REQUEST: Tally every line of the listing where the string "pegs" is found, and state the total alone.

-------- DATA RECORDS

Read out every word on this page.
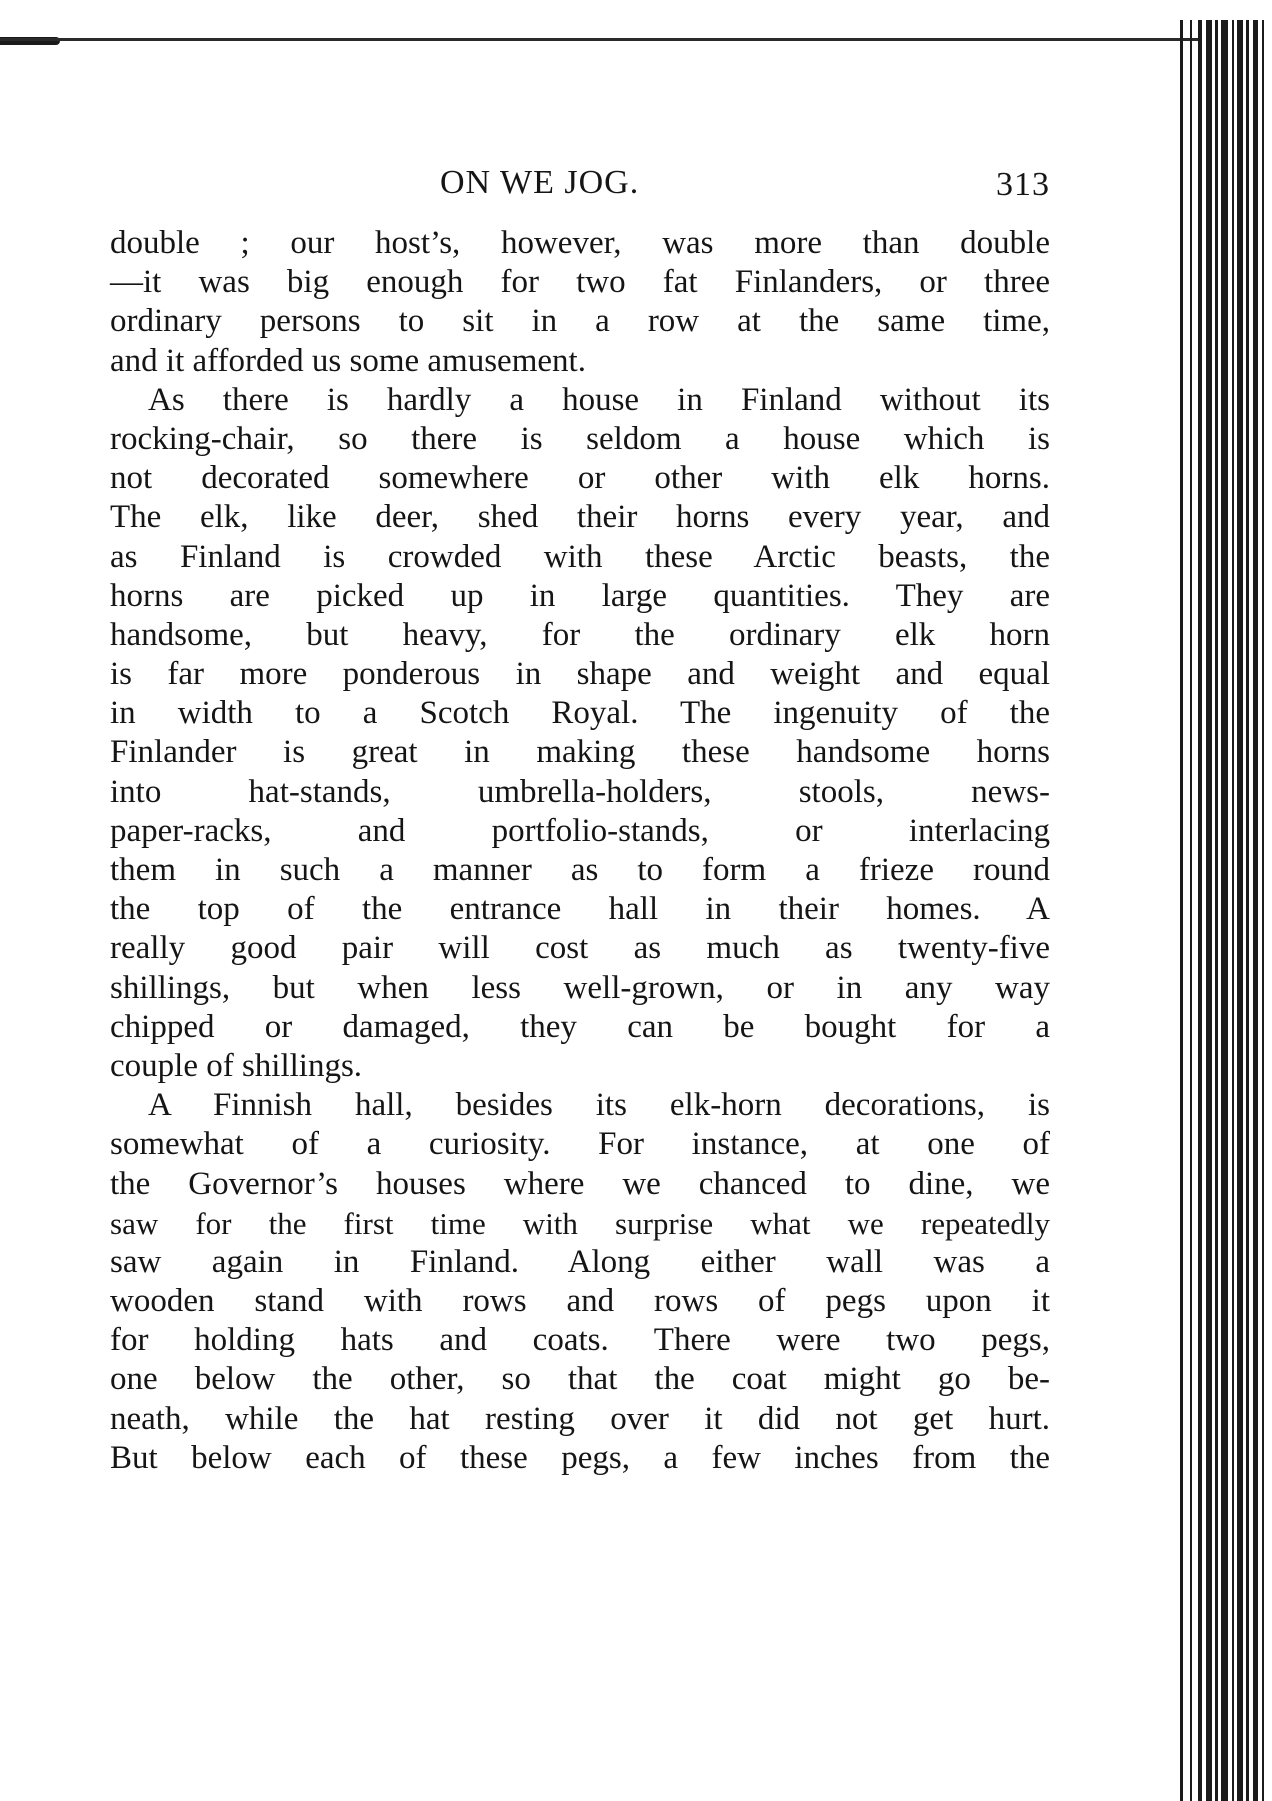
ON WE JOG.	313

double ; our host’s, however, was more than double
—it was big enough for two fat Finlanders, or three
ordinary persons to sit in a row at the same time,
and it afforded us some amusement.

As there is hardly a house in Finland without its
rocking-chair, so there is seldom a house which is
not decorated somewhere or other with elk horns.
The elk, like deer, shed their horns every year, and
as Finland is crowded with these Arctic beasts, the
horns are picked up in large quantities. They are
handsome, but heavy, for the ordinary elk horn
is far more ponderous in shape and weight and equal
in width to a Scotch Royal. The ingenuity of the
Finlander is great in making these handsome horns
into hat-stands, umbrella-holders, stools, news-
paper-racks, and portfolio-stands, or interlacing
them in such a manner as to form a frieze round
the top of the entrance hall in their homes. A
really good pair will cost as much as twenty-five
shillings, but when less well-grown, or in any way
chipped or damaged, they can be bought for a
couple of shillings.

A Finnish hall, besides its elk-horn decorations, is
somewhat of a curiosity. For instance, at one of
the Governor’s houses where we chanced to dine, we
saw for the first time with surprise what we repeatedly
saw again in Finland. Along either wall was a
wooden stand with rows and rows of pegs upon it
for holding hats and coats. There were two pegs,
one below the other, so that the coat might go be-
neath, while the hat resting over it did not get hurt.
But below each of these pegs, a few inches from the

----------------

RESULT OF THIS EXERCISE: 3